Each entry must appear again exactly as it does in the source.

====== Task input

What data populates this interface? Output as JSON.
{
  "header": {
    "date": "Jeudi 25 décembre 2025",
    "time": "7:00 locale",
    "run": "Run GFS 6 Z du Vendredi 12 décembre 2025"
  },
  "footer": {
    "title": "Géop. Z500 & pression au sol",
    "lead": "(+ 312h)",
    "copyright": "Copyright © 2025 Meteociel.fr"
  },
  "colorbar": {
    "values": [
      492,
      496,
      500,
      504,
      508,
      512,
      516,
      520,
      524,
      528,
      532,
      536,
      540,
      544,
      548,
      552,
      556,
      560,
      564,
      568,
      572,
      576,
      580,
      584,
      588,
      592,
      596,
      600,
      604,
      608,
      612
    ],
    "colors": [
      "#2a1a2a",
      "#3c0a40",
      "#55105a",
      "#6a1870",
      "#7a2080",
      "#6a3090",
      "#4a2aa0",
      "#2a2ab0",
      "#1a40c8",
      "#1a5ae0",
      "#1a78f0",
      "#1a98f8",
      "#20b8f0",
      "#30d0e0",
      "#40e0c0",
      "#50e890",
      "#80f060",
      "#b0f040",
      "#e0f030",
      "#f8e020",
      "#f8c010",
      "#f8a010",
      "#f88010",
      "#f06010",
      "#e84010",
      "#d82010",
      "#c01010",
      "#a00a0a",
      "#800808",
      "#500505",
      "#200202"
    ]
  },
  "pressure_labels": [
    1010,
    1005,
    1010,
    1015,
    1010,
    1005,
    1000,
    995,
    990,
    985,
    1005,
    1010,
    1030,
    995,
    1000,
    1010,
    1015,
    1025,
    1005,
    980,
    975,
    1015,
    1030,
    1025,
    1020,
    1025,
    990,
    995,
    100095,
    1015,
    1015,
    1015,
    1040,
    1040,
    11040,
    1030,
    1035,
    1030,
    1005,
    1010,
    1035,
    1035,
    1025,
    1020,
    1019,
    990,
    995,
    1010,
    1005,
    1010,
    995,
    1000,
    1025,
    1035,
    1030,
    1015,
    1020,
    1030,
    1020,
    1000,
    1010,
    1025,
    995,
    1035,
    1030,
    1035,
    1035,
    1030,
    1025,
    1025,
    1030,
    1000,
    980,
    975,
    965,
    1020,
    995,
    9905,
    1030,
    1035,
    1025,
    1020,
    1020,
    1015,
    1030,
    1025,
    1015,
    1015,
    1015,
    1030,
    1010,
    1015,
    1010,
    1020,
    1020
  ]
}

============

▶ [Answer below]:
What data populates this interface? Output as JSON.
{
  "header": {
    "date": "Jeudi 25 décembre 2025",
    "time": "7:00 locale",
    "run": "Run GFS 6 Z du Vendredi 12 décembre 2025"
  },
  "footer": {
    "title": "Géop. Z500 & pression au sol",
    "lead": "(+ 312h)",
    "copyright": "Copyright © 2025 Meteociel.fr"
  },
  "colorbar": {
    "values": [
      492,
      496,
      500,
      504,
      508,
      512,
      516,
      520,
      524,
      528,
      532,
      536,
      540,
      544,
      548,
      552,
      556,
      560,
      564,
      568,
      572,
      576,
      580,
      584,
      588,
      592,
      596,
      600,
      604,
      608,
      612
    ],
    "colors": [
      "#2a1a2a",
      "#3c0a40",
      "#55105a",
      "#6a1870",
      "#7a2080",
      "#6a3090",
      "#4a2aa0",
      "#2a2ab0",
      "#1a40c8",
      "#1a5ae0",
      "#1a78f0",
      "#1a98f8",
      "#20b8f0",
      "#30d0e0",
      "#40e0c0",
      "#50e890",
      "#80f060",
      "#b0f040",
      "#e0f030",
      "#f8e020",
      "#f8c010",
      "#f8a010",
      "#f88010",
      "#f06010",
      "#e84010",
      "#d82010",
      "#c01010",
      "#a00a0a",
      "#800808",
      "#500505",
      "#200202"
    ]
  },
  "pressure_labels": [
    1010,
    1005,
    1010,
    1015,
    1010,
    1005,
    1000,
    995,
    990,
    985,
    1005,
    1010,
    1030,
    995,
    1000,
    1010,
    1015,
    1025,
    1005,
    980,
    975,
    1015,
    1030,
    1025,
    1020,
    1025,
    990,
    995,
    100095,
    1015,
    1015,
    1015,
    1040,
    1040,
    11040,
    1030,
    1035,
    1030,
    1005,
    1010,
    1035,
    1035,
    1025,
    1020,
    1019,
    990,
    995,
    1010,
    1005,
    1010,
    995,
    1000,
    1025,
    1035,
    1030,
    1015,
    1020,
    1030,
    1020,
    1000,
    1010,
    1025,
    995,
    1035,
    1030,
    1035,
    1035,
    1030,
    1025,
    1025,
    1030,
    1000,
    980,
    975,
    965,
    1020,
    995,
    9905,
    1030,
    1035,
    1025,
    1020,
    1020,
    1015,
    1030,
    1025,
    1015,
    1015,
    1015,
    1030,
    1010,
    1015,
    1010,
    1020,
    1020
  ]
}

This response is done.